-- Start of GIVEN RECORDS --

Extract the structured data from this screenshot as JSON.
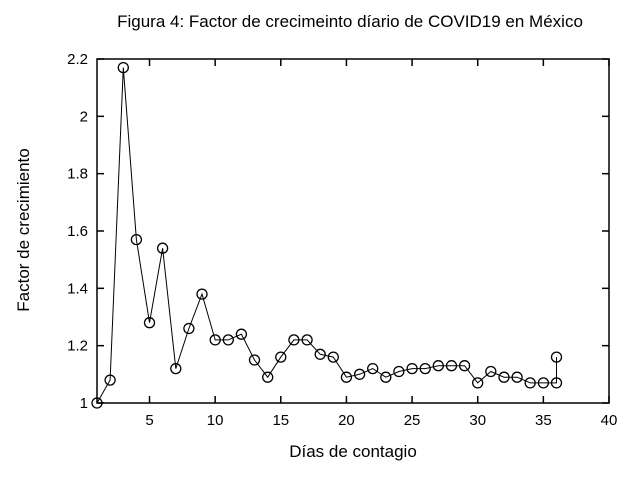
{
  "figure": {
    "background": "#ffffff",
    "foreground": "#000000"
  },
  "chart_data": {
    "type": "line",
    "title": "Figura 4: Factor de crecimeinto díario de COVID19 en México",
    "xlabel": "Días de contagio",
    "ylabel": "Factor de crecimiento",
    "xlim": [
      1,
      40
    ],
    "ylim": [
      1.0,
      2.2
    ],
    "xticks": [
      5,
      10,
      15,
      20,
      25,
      30,
      35,
      40
    ],
    "yticks": [
      1,
      1.2,
      1.4,
      1.6,
      1.8,
      2,
      2.2
    ],
    "grid": false,
    "legend": "none",
    "marker": "open-circle",
    "line_color": "#000000",
    "series": [
      {
        "name": "factor-de-crecimiento",
        "points": [
          [
            1,
            1.0
          ],
          [
            2,
            1.08
          ],
          [
            3,
            2.17
          ],
          [
            4,
            1.57
          ],
          [
            5,
            1.28
          ],
          [
            6,
            1.54
          ],
          [
            7,
            1.12
          ],
          [
            8,
            1.26
          ],
          [
            9,
            1.38
          ],
          [
            10,
            1.22
          ],
          [
            11,
            1.22
          ],
          [
            12,
            1.24
          ],
          [
            13,
            1.15
          ],
          [
            14,
            1.09
          ],
          [
            15,
            1.16
          ],
          [
            16,
            1.22
          ],
          [
            17,
            1.22
          ],
          [
            18,
            1.17
          ],
          [
            19,
            1.16
          ],
          [
            20,
            1.09
          ],
          [
            21,
            1.1
          ],
          [
            22,
            1.12
          ],
          [
            23,
            1.09
          ],
          [
            24,
            1.11
          ],
          [
            25,
            1.12
          ],
          [
            26,
            1.12
          ],
          [
            27,
            1.13
          ],
          [
            28,
            1.13
          ],
          [
            29,
            1.13
          ],
          [
            30,
            1.07
          ],
          [
            31,
            1.11
          ],
          [
            32,
            1.09
          ],
          [
            33,
            1.09
          ],
          [
            34,
            1.07
          ],
          [
            35,
            1.07
          ],
          [
            36,
            1.07
          ],
          [
            36,
            1.16
          ]
        ]
      }
    ]
  }
}
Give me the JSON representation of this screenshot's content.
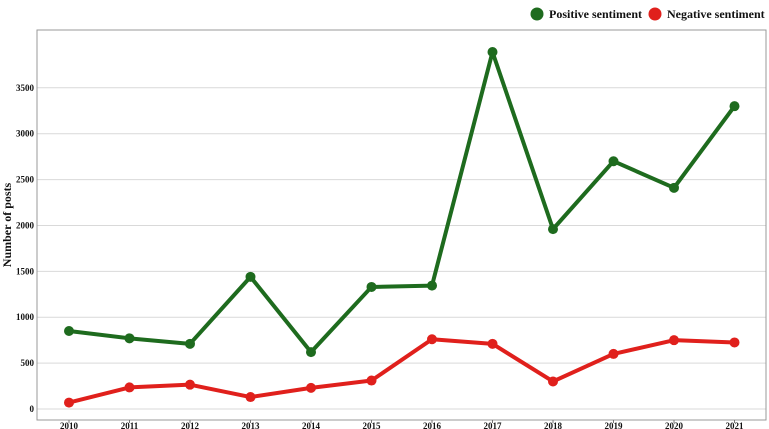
{
  "chart_data": {
    "type": "line",
    "title": "",
    "xlabel": "",
    "ylabel": "Number of posts",
    "x": [
      2010,
      2011,
      2012,
      2013,
      2014,
      2015,
      2016,
      2017,
      2018,
      2019,
      2020,
      2021
    ],
    "x_tick_labels": [
      "2010",
      "2011",
      "2012",
      "2013",
      "2014",
      "2015",
      "2016",
      "2017",
      "2018",
      "2019",
      "2020",
      "2021"
    ],
    "y_ticks": [
      0,
      500,
      1000,
      1500,
      2000,
      2500,
      3000,
      3500
    ],
    "y_tick_labels": [
      "0",
      "500",
      "1000",
      "1500",
      "2000",
      "2500",
      "3000",
      "3500"
    ],
    "ylim": [
      -120,
      4130
    ],
    "grid": true,
    "legend_position": "top-right",
    "series": [
      {
        "name": "Positive sentiment",
        "color": "#1e6b1e",
        "values": [
          850,
          770,
          710,
          1440,
          620,
          1330,
          1345,
          3890,
          1960,
          2700,
          2410,
          3300
        ]
      },
      {
        "name": "Negative sentiment",
        "color": "#e0201c",
        "values": [
          70,
          235,
          265,
          130,
          230,
          310,
          760,
          710,
          300,
          600,
          750,
          725
        ]
      }
    ]
  }
}
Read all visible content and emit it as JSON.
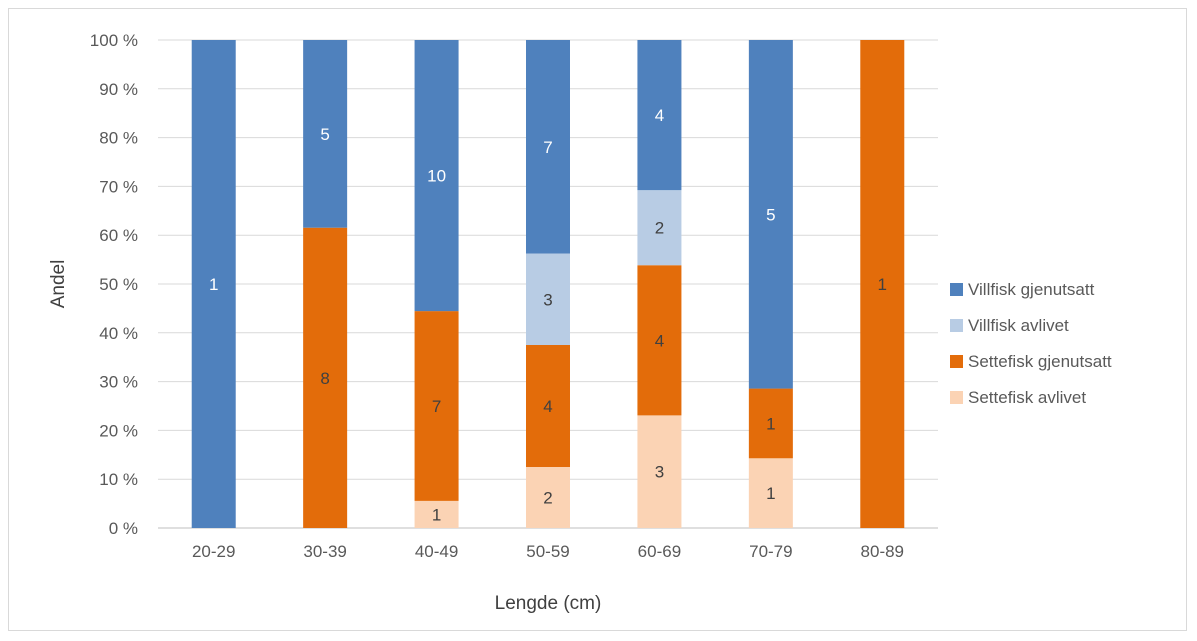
{
  "chart_data": {
    "type": "bar",
    "stacked": "percent",
    "categories": [
      "20-29",
      "30-39",
      "40-49",
      "50-59",
      "60-69",
      "70-79",
      "80-89"
    ],
    "series": [
      {
        "name": "Settefisk avlivet",
        "color": "#fbd3b4",
        "label_color": "#404040",
        "values": [
          0,
          0,
          1,
          2,
          3,
          1,
          0
        ]
      },
      {
        "name": "Settefisk gjenutsatt",
        "color": "#e36c0a",
        "label_color": "#404040",
        "values": [
          0,
          8,
          7,
          4,
          4,
          1,
          1
        ]
      },
      {
        "name": "Villfisk avlivet",
        "color": "#b8cce4",
        "label_color": "#404040",
        "values": [
          0,
          0,
          0,
          3,
          2,
          0,
          0
        ]
      },
      {
        "name": "Villfisk gjenutsatt",
        "color": "#4f81bd",
        "label_color": "#ffffff",
        "values": [
          1,
          5,
          10,
          7,
          4,
          5,
          0
        ]
      }
    ],
    "xlabel": "Lengde (cm)",
    "ylabel": "Andel",
    "ylim": [
      0,
      100
    ],
    "yticks": [
      "0 %",
      "10 %",
      "20 %",
      "30 %",
      "40 %",
      "50 %",
      "60 %",
      "70 %",
      "80 %",
      "90 %",
      "100 %"
    ],
    "legend_order": [
      "Villfisk gjenutsatt",
      "Villfisk avlivet",
      "Settefisk gjenutsatt",
      "Settefisk avlivet"
    ],
    "legend_position": "right",
    "grid": true
  }
}
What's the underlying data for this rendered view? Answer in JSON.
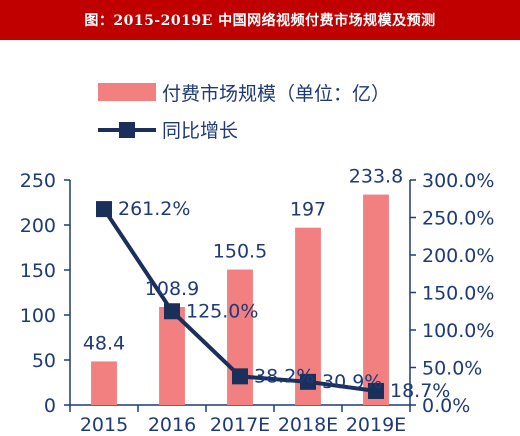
{
  "title": "图：2015-2019E 中国网络视频付费市场规模及预测",
  "colors": {
    "title_bg": "#c00000",
    "bar": "#f28080",
    "line": "#1a2f5a",
    "text": "#1e3a78",
    "axis": "#1e3a78"
  },
  "chart_data": {
    "type": "bar+line",
    "categories": [
      "2015",
      "2016",
      "2017E",
      "2018E",
      "2019E"
    ],
    "series": [
      {
        "name": "付费市场规模（单位：亿）",
        "type": "bar",
        "axis": "left",
        "values": [
          48.4,
          108.9,
          150.5,
          197,
          233.8
        ],
        "labels": [
          "48.4",
          "108.9",
          "150.5",
          "197",
          "233.8"
        ]
      },
      {
        "name": "同比增长",
        "type": "line",
        "axis": "right",
        "values": [
          261.2,
          125.0,
          38.2,
          30.9,
          18.7
        ],
        "labels": [
          "261.2%",
          "125.0%",
          "38.2%",
          "30.9%",
          "18.7%"
        ]
      }
    ],
    "left_axis": {
      "ylim": [
        0,
        250
      ],
      "ticks": [
        "0",
        "50",
        "100",
        "150",
        "200",
        "250"
      ]
    },
    "right_axis": {
      "ylim": [
        0,
        300
      ],
      "ticks": [
        "0.0%",
        "50.0%",
        "100.0%",
        "150.0%",
        "200.0%",
        "250.0%",
        "300.0%"
      ]
    },
    "legend_position": "top"
  }
}
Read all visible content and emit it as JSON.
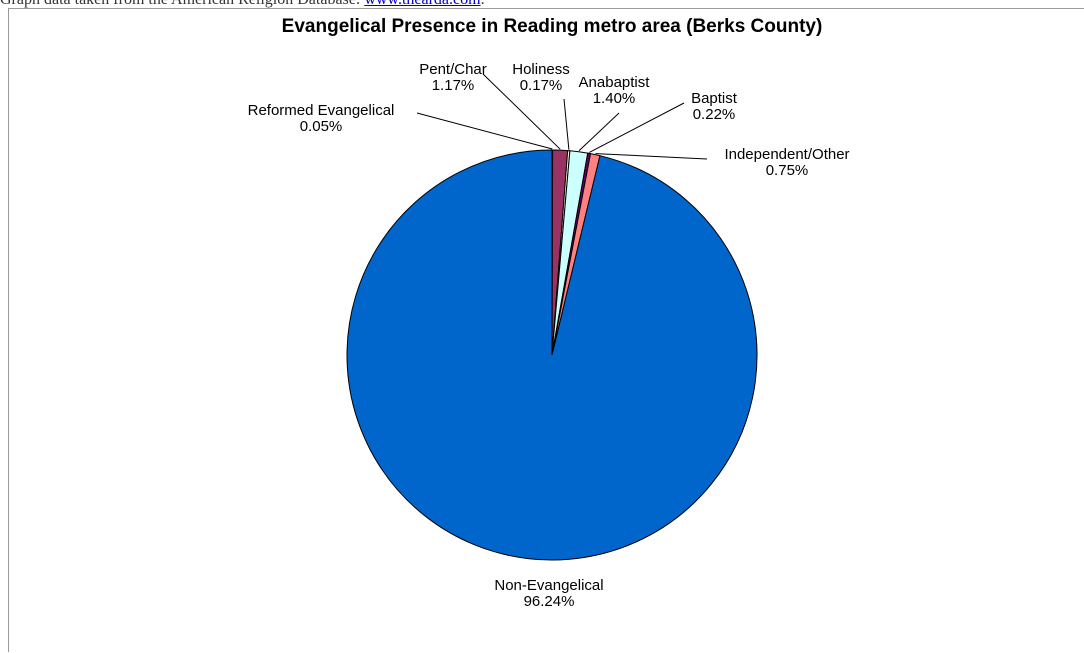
{
  "header_note": {
    "text": "Graph data taken from the American Religion Database: ",
    "link_text": "www.thearda.com",
    "trailing": "."
  },
  "chart_data": {
    "type": "pie",
    "title": "Evangelical Presence in Reading metro area (Berks County)",
    "slices": [
      {
        "label": "Reformed Evangelical",
        "value": 0.05,
        "display": "0.05%",
        "color": "#993366"
      },
      {
        "label": "Pent/Char",
        "value": 1.17,
        "display": "1.17%",
        "color": "#993366"
      },
      {
        "label": "Holiness",
        "value": 0.17,
        "display": "0.17%",
        "color": "#ffffcc"
      },
      {
        "label": "Anabaptist",
        "value": 1.4,
        "display": "1.40%",
        "color": "#ccffff"
      },
      {
        "label": "Baptist",
        "value": 0.22,
        "display": "0.22%",
        "color": "#660066"
      },
      {
        "label": "Independent/Other",
        "value": 0.75,
        "display": "0.75%",
        "color": "#ff8080"
      },
      {
        "label": "Non-Evangelical",
        "value": 96.24,
        "display": "96.24%",
        "color": "#0066cc"
      }
    ],
    "legend": "none",
    "labels": "outside with leader lines"
  }
}
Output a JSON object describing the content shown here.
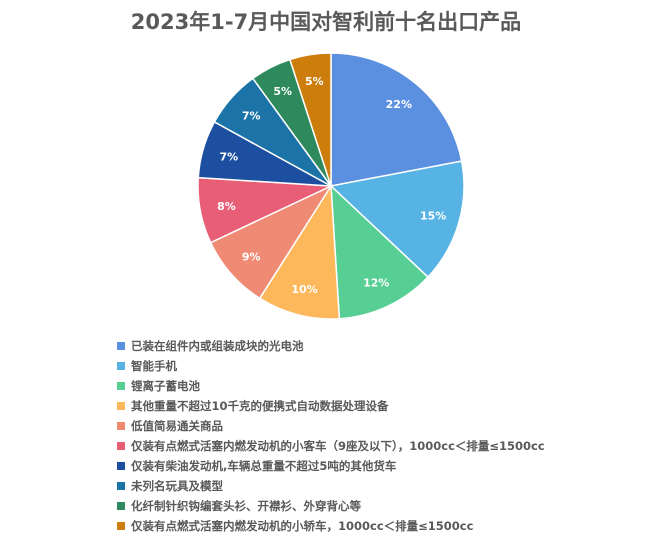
{
  "chart_data": {
    "type": "pie",
    "title": "2023年1-7月中国对智利前十名出口产品",
    "slices": [
      {
        "label": "已装在组件内或组装成块的光电池",
        "value": 22,
        "text": "22%",
        "color": "#5b8fe0"
      },
      {
        "label": "智能手机",
        "value": 15,
        "text": "15%",
        "color": "#57b3e3"
      },
      {
        "label": "锂离子蓄电池",
        "value": 12,
        "text": "12%",
        "color": "#57cf94"
      },
      {
        "label": "其他重量不超过10千克的便携式自动数据处理设备",
        "value": 10,
        "text": "10%",
        "color": "#fdb85b"
      },
      {
        "label": "低值简易通关商品",
        "value": 9,
        "text": "9%",
        "color": "#ef8a75"
      },
      {
        "label": "仅装有点燃式活塞内燃发动机的小客车（9座及以下），1000cc＜排量≤1500cc",
        "value": 8,
        "text": "8%",
        "color": "#e85e77"
      },
      {
        "label": "仅装有柴油发动机,车辆总重量不超过5吨的其他货车",
        "value": 7,
        "text": "7%",
        "color": "#1d4fa0"
      },
      {
        "label": "未列名玩具及模型",
        "value": 7,
        "text": "7%",
        "color": "#1c73a8"
      },
      {
        "label": "化纤制针织钩编套头衫、开襟衫、外穿背心等",
        "value": 5,
        "text": "5%",
        "color": "#2e8a5c"
      },
      {
        "label": "仅装有点燃式活塞内燃发动机的小轿车，1000cc＜排量≤1500cc",
        "value": 5,
        "text": "5%",
        "color": "#cc7d0c"
      }
    ]
  }
}
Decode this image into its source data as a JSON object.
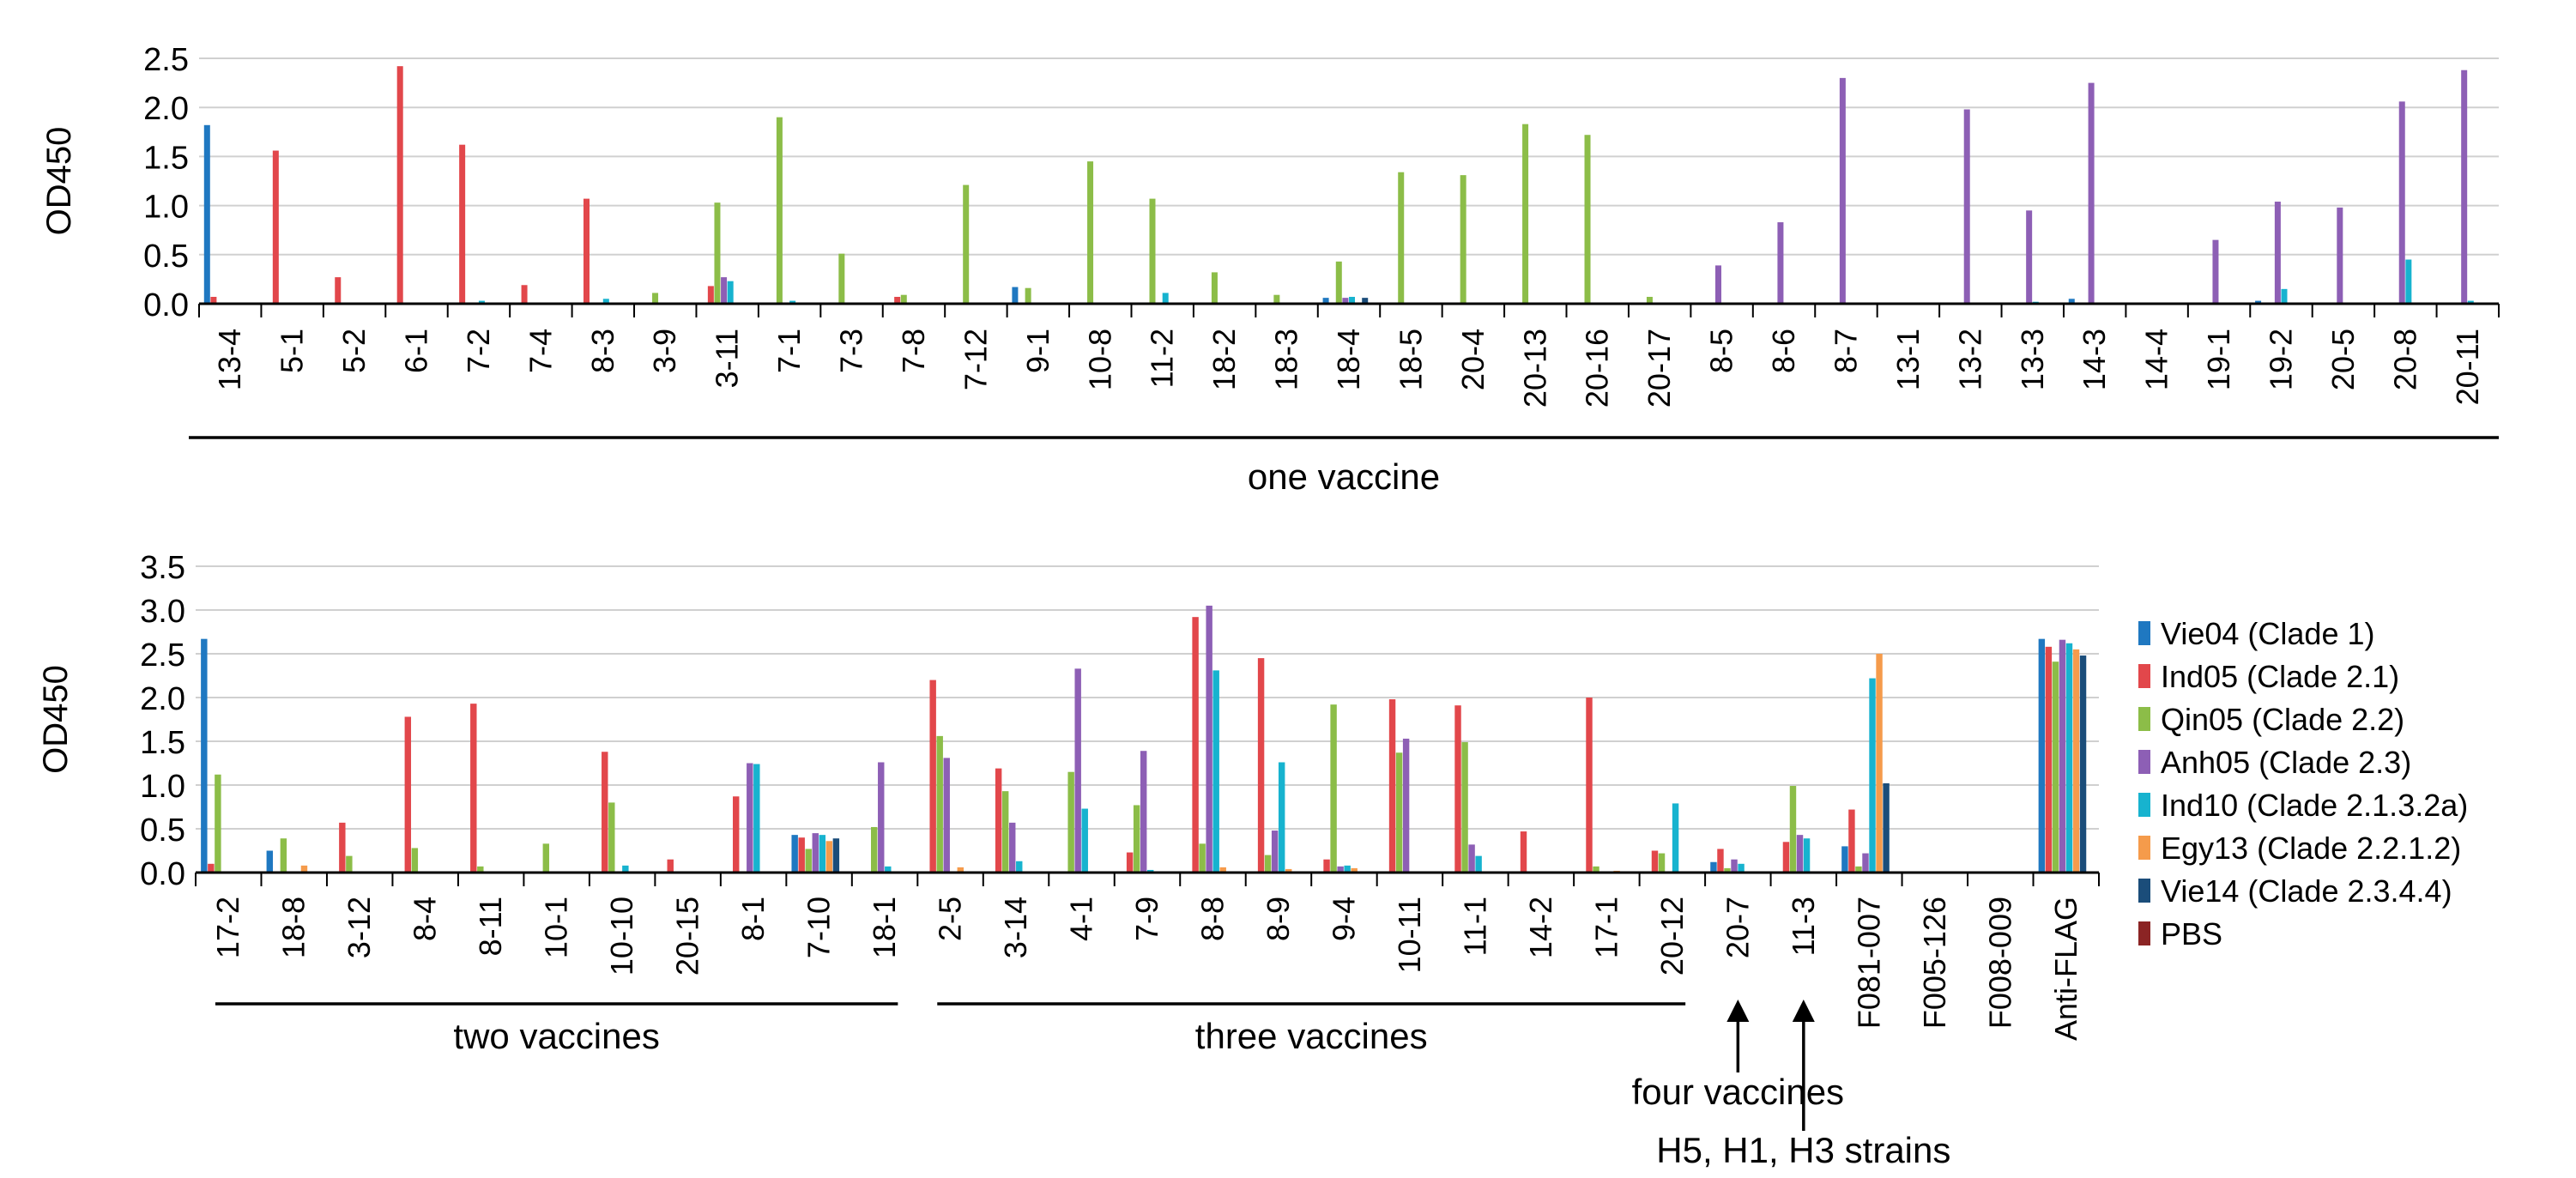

-- End of GIVEN RECORDS --

> **EXERCISE DESCRIPTION**: Using the entries above, state how many lines include the word "type", with no other words.

> **ANSWER FOR THIS EXERCISE**: 8